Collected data
○ ○ ○ ○ ○
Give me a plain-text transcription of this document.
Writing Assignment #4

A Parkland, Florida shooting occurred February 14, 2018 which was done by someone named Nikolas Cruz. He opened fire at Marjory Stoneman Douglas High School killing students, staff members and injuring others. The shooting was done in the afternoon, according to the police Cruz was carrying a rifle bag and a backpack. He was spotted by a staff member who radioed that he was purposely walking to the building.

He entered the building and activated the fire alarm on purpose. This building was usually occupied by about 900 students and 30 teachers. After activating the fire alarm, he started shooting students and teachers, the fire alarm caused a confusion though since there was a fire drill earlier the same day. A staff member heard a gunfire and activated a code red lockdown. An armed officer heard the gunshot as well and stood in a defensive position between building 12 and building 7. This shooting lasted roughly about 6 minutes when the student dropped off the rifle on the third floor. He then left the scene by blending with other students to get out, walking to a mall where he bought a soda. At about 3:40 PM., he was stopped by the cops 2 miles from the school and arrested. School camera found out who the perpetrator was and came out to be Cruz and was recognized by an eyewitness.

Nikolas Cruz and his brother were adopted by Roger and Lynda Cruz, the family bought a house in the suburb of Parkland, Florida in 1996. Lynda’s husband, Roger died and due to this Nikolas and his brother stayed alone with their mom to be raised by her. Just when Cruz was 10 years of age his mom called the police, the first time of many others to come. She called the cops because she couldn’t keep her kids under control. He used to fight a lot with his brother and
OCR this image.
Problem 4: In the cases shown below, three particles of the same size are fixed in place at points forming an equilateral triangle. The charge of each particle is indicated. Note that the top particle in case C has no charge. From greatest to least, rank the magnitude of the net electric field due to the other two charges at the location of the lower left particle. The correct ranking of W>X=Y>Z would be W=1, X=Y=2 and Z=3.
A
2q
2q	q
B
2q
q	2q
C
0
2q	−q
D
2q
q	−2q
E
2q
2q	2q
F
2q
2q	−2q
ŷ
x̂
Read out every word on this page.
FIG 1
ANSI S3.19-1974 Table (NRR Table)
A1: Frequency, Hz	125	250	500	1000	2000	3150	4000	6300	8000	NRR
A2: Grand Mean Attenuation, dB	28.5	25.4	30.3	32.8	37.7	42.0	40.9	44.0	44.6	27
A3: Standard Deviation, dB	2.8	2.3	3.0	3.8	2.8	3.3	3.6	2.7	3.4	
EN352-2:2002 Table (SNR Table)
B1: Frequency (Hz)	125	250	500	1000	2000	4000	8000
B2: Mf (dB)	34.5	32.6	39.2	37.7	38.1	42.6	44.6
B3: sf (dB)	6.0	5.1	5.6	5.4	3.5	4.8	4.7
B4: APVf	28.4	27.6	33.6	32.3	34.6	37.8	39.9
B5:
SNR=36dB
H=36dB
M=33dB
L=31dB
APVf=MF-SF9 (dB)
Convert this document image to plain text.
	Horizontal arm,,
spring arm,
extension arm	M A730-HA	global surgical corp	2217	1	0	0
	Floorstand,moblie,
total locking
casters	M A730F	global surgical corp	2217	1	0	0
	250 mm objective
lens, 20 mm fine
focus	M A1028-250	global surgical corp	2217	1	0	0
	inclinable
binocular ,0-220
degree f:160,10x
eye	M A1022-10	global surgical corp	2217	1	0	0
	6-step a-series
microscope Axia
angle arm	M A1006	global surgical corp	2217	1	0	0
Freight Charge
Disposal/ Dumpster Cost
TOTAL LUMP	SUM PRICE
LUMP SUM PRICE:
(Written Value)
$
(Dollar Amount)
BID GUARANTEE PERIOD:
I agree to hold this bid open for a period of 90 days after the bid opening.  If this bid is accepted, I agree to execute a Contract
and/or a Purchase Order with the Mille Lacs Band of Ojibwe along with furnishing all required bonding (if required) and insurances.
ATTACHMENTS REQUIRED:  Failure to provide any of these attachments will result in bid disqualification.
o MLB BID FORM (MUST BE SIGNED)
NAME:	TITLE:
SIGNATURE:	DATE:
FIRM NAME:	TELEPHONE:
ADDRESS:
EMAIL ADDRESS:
○ ○ ○ ○ ○
Retype the entries one by one, exactly.

Give me a plain-text transcription of this document.
Writing Assignment #4

A Parkland, Florida shooting occurred February 14, 2018 which was done by someone named Nikolas Cruz. He opened fire at Marjory Stoneman Douglas High School killing students, staff members and injuring others. The shooting was done in the afternoon, according to the police Cruz was carrying a rifle bag and a backpack. He was spotted by a staff member who radioed that he was purposely walking to the building.

He entered the building and activated the fire alarm on purpose. This building was usually occupied by about 900 students and 30 teachers. After activating the fire alarm, he started shooting students and teachers, the fire alarm caused a confusion though since there was a fire drill earlier the same day. A staff member heard a gunfire and activated a code red lockdown. An armed officer heard the gunshot as well and stood in a defensive position between building 12 and building 7. This shooting lasted roughly about 6 minutes when the student dropped off the rifle on the third floor. He then left the scene by blending with other students to get out, walking to a mall where he bought a soda. At about 3:40 PM., he was stopped by the cops 2 miles from the school and arrested. School camera found out who the perpetrator was and came out to be Cruz and was recognized by an eyewitness.

Nikolas Cruz and his brother were adopted by Roger and Lynda Cruz, the family bought a house in the suburb of Parkland, Florida in 1996. Lynda’s husband, Roger died and due to this Nikolas and his brother stayed alone with their mom to be raised by her. Just when Cruz was 10 years of age his mom called the police, the first time of many others to come. She called the cops because she couldn’t keep her kids under control. He used to fight a lot with his brother and
OCR this image.
Problem 4: In the cases shown below, three particles of the same size are fixed in place at points forming an equilateral triangle. The charge of each particle is indicated. Note that the top particle in case C has no charge. From greatest to least, rank the magnitude of the net electric field due to the other two charges at the location of the lower left particle. The correct ranking of W>X=Y>Z would be W=1, X=Y=2 and Z=3.
A
2q
2q	q
B
2q
q	2q
C
0
2q	−q
D
2q
q	−2q
E
2q
2q	2q
F
2q
2q	−2q
ŷ
x̂
Read out every word on this page.
FIG 1
ANSI S3.19-1974 Table (NRR Table)
A1: Frequency, Hz	125	250	500	1000	2000	3150	4000	6300	8000	NRR
A2: Grand Mean Attenuation, dB	28.5	25.4	30.3	32.8	37.7	42.0	40.9	44.0	44.6	27
A3: Standard Deviation, dB	2.8	2.3	3.0	3.8	2.8	3.3	3.6	2.7	3.4	
EN352-2:2002 Table (SNR Table)
B1: Frequency (Hz)	125	250	500	1000	2000	4000	8000
B2: Mf (dB)	34.5	32.6	39.2	37.7	38.1	42.6	44.6
B3: sf (dB)	6.0	5.1	5.6	5.4	3.5	4.8	4.7
B4: APVf	28.4	27.6	33.6	32.3	34.6	37.8	39.9
B5:
SNR=36dB
H=36dB
M=33dB
L=31dB
APVf=MF-SF9 (dB)
Convert this document image to plain text.
	Horizontal arm,,
spring arm,
extension arm	M A730-HA	global surgical corp	2217	1	0	0
	Floorstand,moblie,
total locking
casters	M A730F	global surgical corp	2217	1	0	0
	250 mm objective
lens, 20 mm fine
focus	M A1028-250	global surgical corp	2217	1	0	0
	inclinable
binocular ,0-220
degree f:160,10x
eye	M A1022-10	global surgical corp	2217	1	0	0
	6-step a-series
microscope Axia
angle arm	M A1006	global surgical corp	2217	1	0	0
Freight Charge
Disposal/ Dumpster Cost
TOTAL LUMP	SUM PRICE
LUMP SUM PRICE:
(Written Value)
$
(Dollar Amount)
BID GUARANTEE PERIOD:
I agree to hold this bid open for a period of 90 days after the bid opening.  If this bid is accepted, I agree to execute a Contract
and/or a Purchase Order with the Mille Lacs Band of Ojibwe along with furnishing all required bonding (if required) and insurances.
ATTACHMENTS REQUIRED:  Failure to provide any of these attachments will result in bid disqualification.
o MLB BID FORM (MUST BE SIGNED)
NAME:	TITLE:
SIGNATURE:	DATE:
FIRM NAME:	TELEPHONE:
ADDRESS:
EMAIL ADDRESS:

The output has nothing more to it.